> [Dataset entries]:
Start
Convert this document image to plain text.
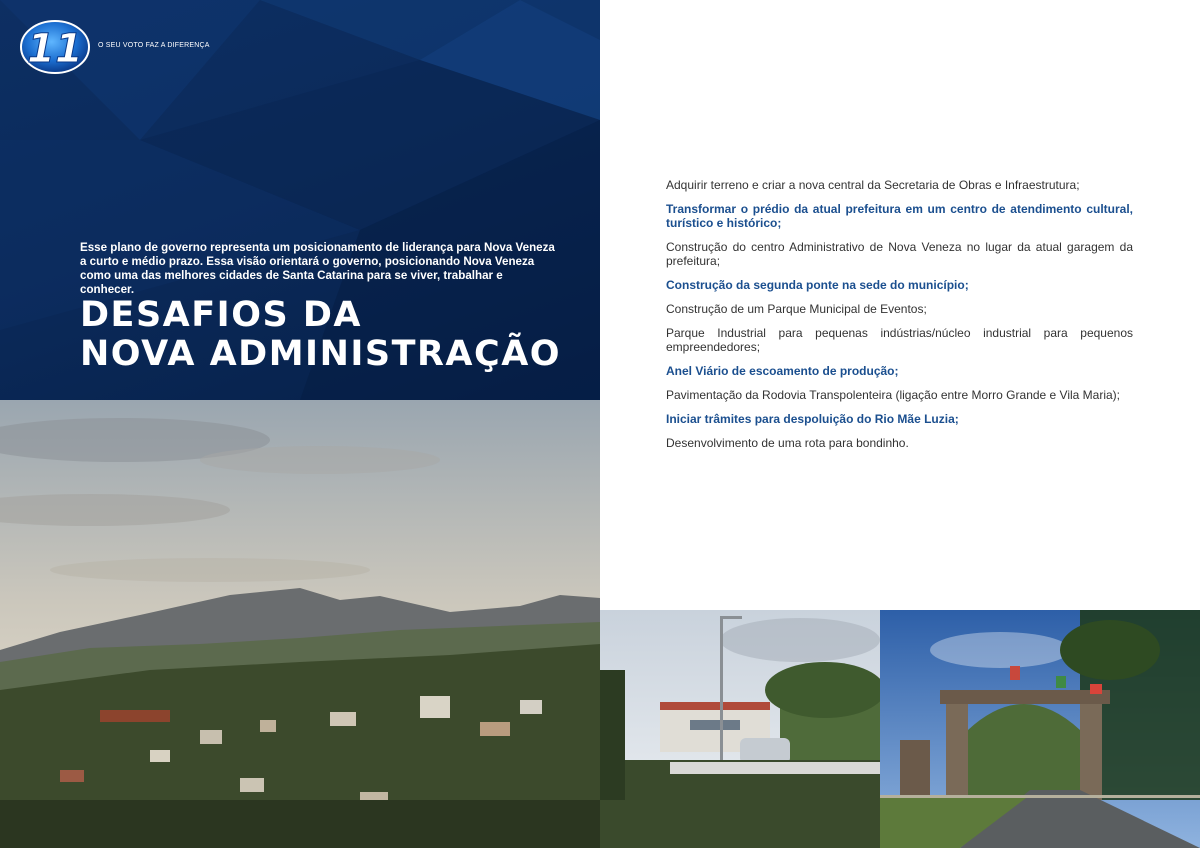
11 O SEU VOTO FAZ A DIFERENÇA

Esse plano de governo representa um posicionamento de liderança para Nova Veneza a curto e médio prazo. Essa visão orientará o governo, posicionando Nova Veneza como uma das melhores cidades de Santa Catarina para se viver, trabalhar e conhecer.

DESAFIOS DA
NOVA ADMINISTRAÇÃO

Adquirir terreno e criar a nova central da Secretaria de Obras e Infraestrutura;

Transformar o prédio da atual prefeitura em um centro de atendimento cultural, turístico e histórico;

Construção do centro Administrativo de Nova Veneza no lugar da atual garagem da prefeitura;

Construção da segunda ponte na sede do município;

Construção de um Parque Municipal de Eventos;

Parque Industrial para pequenas indústrias/núcleo industrial para pequenos empreendedores;

Anel Viário de escoamento de produção;

Pavimentação da Rodovia Transpolenteira (ligação entre Morro Grande e Vila Maria);

Iniciar trâmites para despoluição do Rio Mãe Luzia;

Desenvolvimento de uma rota para bondinho.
End
> [What is being asked]: From the data above, copy each line where the string "atual" appears.

> [Exercise result]:
Transformar o prédio da atual prefeitura em um centro de atendimento cultural, turístico e histórico;
Construção do centro Administrativo de Nova Veneza no lugar da atual garagem da prefeitura;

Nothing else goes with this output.